Getting Started

Stash Extension Points


ScriptRunner allows global administrators to apply hooks, merge checks, and event handlers. You can either write your own hooks and handlers in groovy, or use the provided content. Most of these can be used in conjunction with conditions, which will give you high level of flexibility, and control.

You can apply the hooks to all repositories, or just particular repositories or projects.

choose repositories


Most content (hooks, merge checks, event handlers) has a condition option. Typically you will combine a condition with the built-in content, for example mail out only when a branch that matches a regex is created.

Click the Expand examples link under the Condition field to display a list of examples.

expand examples

Clicking any of these will overwrite the current condition with the sample code. You will probably need to modify any string literals, such as references to project keys or groups. The result of the last line of any groovy script is returned as the result of the condition, but feel free to use the return keyword to make it clearer.

Take as an example a contrived scenario - you want to prevent creation of tags in all publicly accessible repositories. Start with the condition that matches creation of tags:

import com.atlassian.stash.repository.RefChangeType

refChanges.any { it.refId.startsWith("refs/tags/") &&
    it.type == RefChangeType.ADD

Now test the condition for publicly accessible projects:

import com.atlassian.sal.api.component.ComponentLocator
import com.atlassian.stash.repository.Repository
import com.atlassian.stash.user.PermissionService

Repository repository = repository

def permissionService = ComponentLocator.getComponent(PermissionService)

Given that they both work, we can combine the two like so:

import com.atlassian.sal.api.component.ComponentLocator
import com.atlassian.stash.repository.RefChange
import com.atlassian.stash.repository.Repository
import com.atlassian.stash.user.PermissionService
import com.atlassian.stash.repository.RefChangeType

Repository repository = repository
Collection<RefChange> refChanges = refChanges

def permissionService = ComponentLocator.getComponent(PermissionService)
def isPublic = permissionService.isPubliclyAccessible(repository.project)

def isTagCreate = refChanges.any { it.refId.startsWith("refs/tags/") &&
    it.type == RefChangeType.ADD

return isPublic && isTagCreate

Condition Methods

There are a couple of methods that can be used in conditions which simplify writing conditions. They can be used either as though they were global functions, in which case they operate on whatever is in the binding, or as if they were methods of e.g. PullRequest. They are:


boolean pathsMatch(String syntaxAndPattern)

This will return true if the push, pull request, or merge check etc contains changes in the specific path. The syntaxAndPattern argument has two possible forms: glob and regex.

The glob method takes ant globs (an Ant-style path matching method), for instance the following matches a push that contains java files in the directory some/path.


In a merge request, this will return true if any of the files modified are under ssh/keys:



Similarly, you can get the commit authors for all changes in a pull request or a push using this:

Set<Person> getCommitAuthors()

For example, in an event handler where you are listening for an event related to pull requests:


This will return a Set of Person objects.

A Person may not actually correspond with a registered Stash user.

• _INFORMATION PROVIDED_:
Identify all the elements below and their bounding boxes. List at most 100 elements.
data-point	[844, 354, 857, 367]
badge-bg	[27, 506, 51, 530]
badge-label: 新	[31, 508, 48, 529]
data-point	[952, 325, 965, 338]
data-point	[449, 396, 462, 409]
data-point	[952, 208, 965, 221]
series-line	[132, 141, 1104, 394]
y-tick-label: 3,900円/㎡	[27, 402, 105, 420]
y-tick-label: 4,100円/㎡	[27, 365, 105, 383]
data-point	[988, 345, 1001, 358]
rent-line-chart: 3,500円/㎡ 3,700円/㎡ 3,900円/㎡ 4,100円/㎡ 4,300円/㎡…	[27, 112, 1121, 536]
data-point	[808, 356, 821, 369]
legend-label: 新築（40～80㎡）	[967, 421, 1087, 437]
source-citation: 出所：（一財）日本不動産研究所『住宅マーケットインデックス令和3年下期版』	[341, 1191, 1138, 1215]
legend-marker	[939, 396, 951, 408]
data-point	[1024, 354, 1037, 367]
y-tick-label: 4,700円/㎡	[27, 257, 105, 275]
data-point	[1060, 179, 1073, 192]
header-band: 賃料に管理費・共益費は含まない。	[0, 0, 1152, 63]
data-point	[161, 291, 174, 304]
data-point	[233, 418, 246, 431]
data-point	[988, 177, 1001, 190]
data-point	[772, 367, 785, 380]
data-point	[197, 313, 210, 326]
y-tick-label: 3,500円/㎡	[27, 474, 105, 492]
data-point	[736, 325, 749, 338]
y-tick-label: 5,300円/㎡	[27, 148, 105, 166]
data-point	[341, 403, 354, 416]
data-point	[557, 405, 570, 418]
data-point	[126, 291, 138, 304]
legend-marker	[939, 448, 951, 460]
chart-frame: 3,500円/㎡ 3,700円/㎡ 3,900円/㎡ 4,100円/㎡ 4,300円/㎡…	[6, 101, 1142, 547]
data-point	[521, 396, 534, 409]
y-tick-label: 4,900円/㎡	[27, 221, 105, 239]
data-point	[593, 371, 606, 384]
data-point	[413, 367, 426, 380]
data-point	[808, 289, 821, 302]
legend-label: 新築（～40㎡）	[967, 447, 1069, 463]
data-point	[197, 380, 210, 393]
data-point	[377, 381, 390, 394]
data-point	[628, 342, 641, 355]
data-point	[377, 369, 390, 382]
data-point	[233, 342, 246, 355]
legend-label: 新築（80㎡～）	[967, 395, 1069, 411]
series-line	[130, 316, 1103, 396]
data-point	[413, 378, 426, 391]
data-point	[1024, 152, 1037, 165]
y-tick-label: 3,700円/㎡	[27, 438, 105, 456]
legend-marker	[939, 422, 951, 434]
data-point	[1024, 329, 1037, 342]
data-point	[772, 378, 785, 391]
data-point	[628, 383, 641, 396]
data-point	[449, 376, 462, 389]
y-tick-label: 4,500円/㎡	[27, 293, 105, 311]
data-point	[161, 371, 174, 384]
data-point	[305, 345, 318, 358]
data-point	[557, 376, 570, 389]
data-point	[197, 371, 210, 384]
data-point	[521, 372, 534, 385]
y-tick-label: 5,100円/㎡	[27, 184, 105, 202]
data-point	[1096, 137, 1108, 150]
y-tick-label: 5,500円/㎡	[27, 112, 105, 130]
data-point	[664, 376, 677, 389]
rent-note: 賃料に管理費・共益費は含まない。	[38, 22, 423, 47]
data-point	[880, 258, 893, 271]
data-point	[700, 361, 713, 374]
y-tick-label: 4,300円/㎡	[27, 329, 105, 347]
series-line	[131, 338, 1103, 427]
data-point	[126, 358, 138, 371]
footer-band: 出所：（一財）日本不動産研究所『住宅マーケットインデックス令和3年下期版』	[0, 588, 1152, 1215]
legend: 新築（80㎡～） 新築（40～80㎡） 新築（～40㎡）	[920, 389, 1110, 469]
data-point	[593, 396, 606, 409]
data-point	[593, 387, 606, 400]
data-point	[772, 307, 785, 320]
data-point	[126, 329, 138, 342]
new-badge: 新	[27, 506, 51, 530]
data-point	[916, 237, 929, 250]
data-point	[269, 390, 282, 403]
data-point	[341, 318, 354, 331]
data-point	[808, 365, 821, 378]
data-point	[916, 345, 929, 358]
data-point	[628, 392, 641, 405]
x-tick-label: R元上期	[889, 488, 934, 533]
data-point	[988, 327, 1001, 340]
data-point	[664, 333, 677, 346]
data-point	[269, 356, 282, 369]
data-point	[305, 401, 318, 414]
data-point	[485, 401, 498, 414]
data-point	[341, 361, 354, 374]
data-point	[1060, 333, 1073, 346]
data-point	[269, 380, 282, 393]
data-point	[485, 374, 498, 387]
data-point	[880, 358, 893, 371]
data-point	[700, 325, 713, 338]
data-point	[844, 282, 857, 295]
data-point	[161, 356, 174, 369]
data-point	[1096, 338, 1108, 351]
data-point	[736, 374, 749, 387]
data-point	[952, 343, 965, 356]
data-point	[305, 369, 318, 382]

• _CHECK YOUR UNDERSTANDING_:
[1] Using the Stash extension points text, answer the following:
(a) Which users does ScriptRunner allow to apply hooks, merge checks, and event handlers?
(b) What are the two possible forms of the syntaxAndPattern argument?
(c) What kind of object does getCommitAuthors() return a Set of?
[2] Extend the Stash extension points text, starting after its final sentence.
The listing above comes from a different source than the Stash extension points text.

• _OUTPUTS IN ORDER_:
[1]
(a) Global administrators.
(b) Glob and regex.
(c) Person objects.

[2]
Per Repository Hooks

Most, but not all, of the hooks, event handlers and merge checks can be used by project and repository admins. In this case, system administrators will be able to define a base policy that applies globally (or to specific groups of projects or repositories), and project and repo administrators can overlay that with their own specific policy.

For per repository hooks you don’t select which repositories to apply the hook to, it will only apply to the current repository. Custom scripts are not available to per repository hooks.

Per-repository hooks can be applied from Repository Settings, then select one of the links in the Workflow section.

Hooks are not available under the Hooks section as you might expect, because Stash doesn’t allow multiple versions of the same hook to be applied. However, it is quite reasonable to for instance define multiple protect refs hooks, for example one to prevent deletion of release tags, and another to restrict creation of hotfix branches to a list of trusted users.

Conditions compile to in-memory classes. As project and repository admins generally do not have system admin permission, the condition code is restricted:

  • you can only call methods on a whitelist of certain Stash API classes. The whitelist is sufficient that variations of the example code will run, but not much else will.

  • you cannot define methods.

  • certain other constructs are not allowed.

So, a hook that is defined by an admin and applied to a single repository, is functionally the same as a per-repository hook, other than that the condition code runs in a restricted sandboxed environment.

In addition, per-repository hook conditions are compiled statically, which will prevent usage of certain groovy tricks, such as:

("java.lang.System" as Class).exit()

Per-repository conditions are validated at the time that you create the item (event handler, hook, merge check etc). For example, an attempt to call System.exit(0) results in:

per repo condition fail
Hooks defined globally, even if they are applied to just one repository, do not have their condition checked at the time of creation. This is because to validate the code requires static typing, which removes much of the power from groovy.
Entering the same condition in a global hook will result in Stash exiting, at the time that it’s invoked.